§ Problem description: Edit the entries below so that every "x-tick-label" becomes "x-axis-label". Leave everything else as it is.

[Coordinate annotation entries]

[start]

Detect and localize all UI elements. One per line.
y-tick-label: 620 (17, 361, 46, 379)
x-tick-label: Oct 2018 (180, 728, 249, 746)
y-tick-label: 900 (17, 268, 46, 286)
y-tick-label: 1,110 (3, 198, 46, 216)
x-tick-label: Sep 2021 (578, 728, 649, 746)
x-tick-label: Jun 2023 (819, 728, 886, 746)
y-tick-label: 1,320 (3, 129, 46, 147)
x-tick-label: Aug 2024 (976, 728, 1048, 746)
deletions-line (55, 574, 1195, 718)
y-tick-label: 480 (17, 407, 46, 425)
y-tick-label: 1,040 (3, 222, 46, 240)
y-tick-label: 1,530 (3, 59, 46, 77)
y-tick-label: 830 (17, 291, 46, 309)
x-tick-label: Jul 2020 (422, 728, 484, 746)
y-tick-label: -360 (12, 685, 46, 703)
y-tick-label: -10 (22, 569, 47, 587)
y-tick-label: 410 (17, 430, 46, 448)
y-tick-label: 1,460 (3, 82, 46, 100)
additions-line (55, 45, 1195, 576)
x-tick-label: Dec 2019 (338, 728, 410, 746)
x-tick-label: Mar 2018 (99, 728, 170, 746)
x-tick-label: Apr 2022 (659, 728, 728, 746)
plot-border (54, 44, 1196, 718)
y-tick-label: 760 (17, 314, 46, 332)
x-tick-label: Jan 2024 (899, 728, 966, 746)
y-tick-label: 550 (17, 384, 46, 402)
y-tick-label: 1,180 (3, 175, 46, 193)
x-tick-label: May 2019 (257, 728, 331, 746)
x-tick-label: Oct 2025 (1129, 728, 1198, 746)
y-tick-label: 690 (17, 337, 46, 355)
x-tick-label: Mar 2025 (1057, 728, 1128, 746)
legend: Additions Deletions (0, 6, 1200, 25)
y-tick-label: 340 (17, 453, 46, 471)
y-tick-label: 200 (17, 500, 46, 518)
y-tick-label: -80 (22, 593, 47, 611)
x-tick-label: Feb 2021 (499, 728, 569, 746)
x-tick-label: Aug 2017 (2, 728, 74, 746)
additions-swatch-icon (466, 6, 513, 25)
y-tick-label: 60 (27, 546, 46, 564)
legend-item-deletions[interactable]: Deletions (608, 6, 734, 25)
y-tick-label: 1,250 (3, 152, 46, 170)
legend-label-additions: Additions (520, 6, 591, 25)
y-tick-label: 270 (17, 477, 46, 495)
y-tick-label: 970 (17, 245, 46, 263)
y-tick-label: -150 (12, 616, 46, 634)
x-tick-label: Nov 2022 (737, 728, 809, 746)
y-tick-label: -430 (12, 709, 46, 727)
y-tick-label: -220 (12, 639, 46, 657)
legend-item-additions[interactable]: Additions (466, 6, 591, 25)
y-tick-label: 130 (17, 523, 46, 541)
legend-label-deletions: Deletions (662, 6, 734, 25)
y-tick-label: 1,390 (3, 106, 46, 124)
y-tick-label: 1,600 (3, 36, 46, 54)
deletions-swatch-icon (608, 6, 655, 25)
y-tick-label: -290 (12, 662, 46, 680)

[end]

§ Full answer:
Detect and localize all UI elements. One per line.
y-tick-label: 620 (17, 361, 46, 379)
x-axis-label: Oct 2018 (180, 728, 249, 746)
y-tick-label: 900 (17, 268, 46, 286)
y-tick-label: 1,110 (3, 198, 46, 216)
x-axis-label: Sep 2021 (578, 728, 649, 746)
x-axis-label: Jun 2023 (819, 728, 886, 746)
y-tick-label: 1,320 (3, 129, 46, 147)
x-axis-label: Aug 2024 (976, 728, 1048, 746)
deletions-line (55, 574, 1195, 718)
y-tick-label: 480 (17, 407, 46, 425)
y-tick-label: 1,040 (3, 222, 46, 240)
y-tick-label: 1,530 (3, 59, 46, 77)
y-tick-label: 830 (17, 291, 46, 309)
x-axis-label: Jul 2020 (422, 728, 484, 746)
y-tick-label: -360 (12, 685, 46, 703)
y-tick-label: -10 (22, 569, 47, 587)
y-tick-label: 410 (17, 430, 46, 448)
y-tick-label: 1,460 (3, 82, 46, 100)
additions-line (55, 45, 1195, 576)
x-axis-label: Dec 2019 (338, 728, 410, 746)
x-axis-label: Mar 2018 (99, 728, 170, 746)
x-axis-label: Apr 2022 (659, 728, 728, 746)
plot-border (54, 44, 1196, 718)
y-tick-label: 760 (17, 314, 46, 332)
x-axis-label: Jan 2024 (899, 728, 966, 746)
y-tick-label: 550 (17, 384, 46, 402)
y-tick-label: 1,180 (3, 175, 46, 193)
x-axis-label: May 2019 (257, 728, 331, 746)
x-axis-label: Oct 2025 (1129, 728, 1198, 746)
y-tick-label: 690 (17, 337, 46, 355)
x-axis-label: Mar 2025 (1057, 728, 1128, 746)
legend: Additions Deletions (0, 6, 1200, 25)
y-tick-label: 340 (17, 453, 46, 471)
y-tick-label: 200 (17, 500, 46, 518)
y-tick-label: -80 (22, 593, 47, 611)
x-axis-label: Feb 2021 (499, 728, 569, 746)
x-axis-label: Aug 2017 (2, 728, 74, 746)
additions-swatch-icon (466, 6, 513, 25)
y-tick-label: 60 (27, 546, 46, 564)
legend-item-deletions[interactable]: Deletions (608, 6, 734, 25)
y-tick-label: 1,250 (3, 152, 46, 170)
legend-label-additions: Additions (520, 6, 591, 25)
y-tick-label: 270 (17, 477, 46, 495)
y-tick-label: 970 (17, 245, 46, 263)
y-tick-label: -150 (12, 616, 46, 634)
x-axis-label: Nov 2022 (737, 728, 809, 746)
y-tick-label: -430 (12, 709, 46, 727)
y-tick-label: -220 (12, 639, 46, 657)
legend-item-additions[interactable]: Additions (466, 6, 591, 25)
y-tick-label: 130 (17, 523, 46, 541)
legend-label-deletions: Deletions (662, 6, 734, 25)
y-tick-label: 1,390 (3, 106, 46, 124)
y-tick-label: 1,600 (3, 36, 46, 54)
deletions-swatch-icon (608, 6, 655, 25)
y-tick-label: -290 (12, 662, 46, 680)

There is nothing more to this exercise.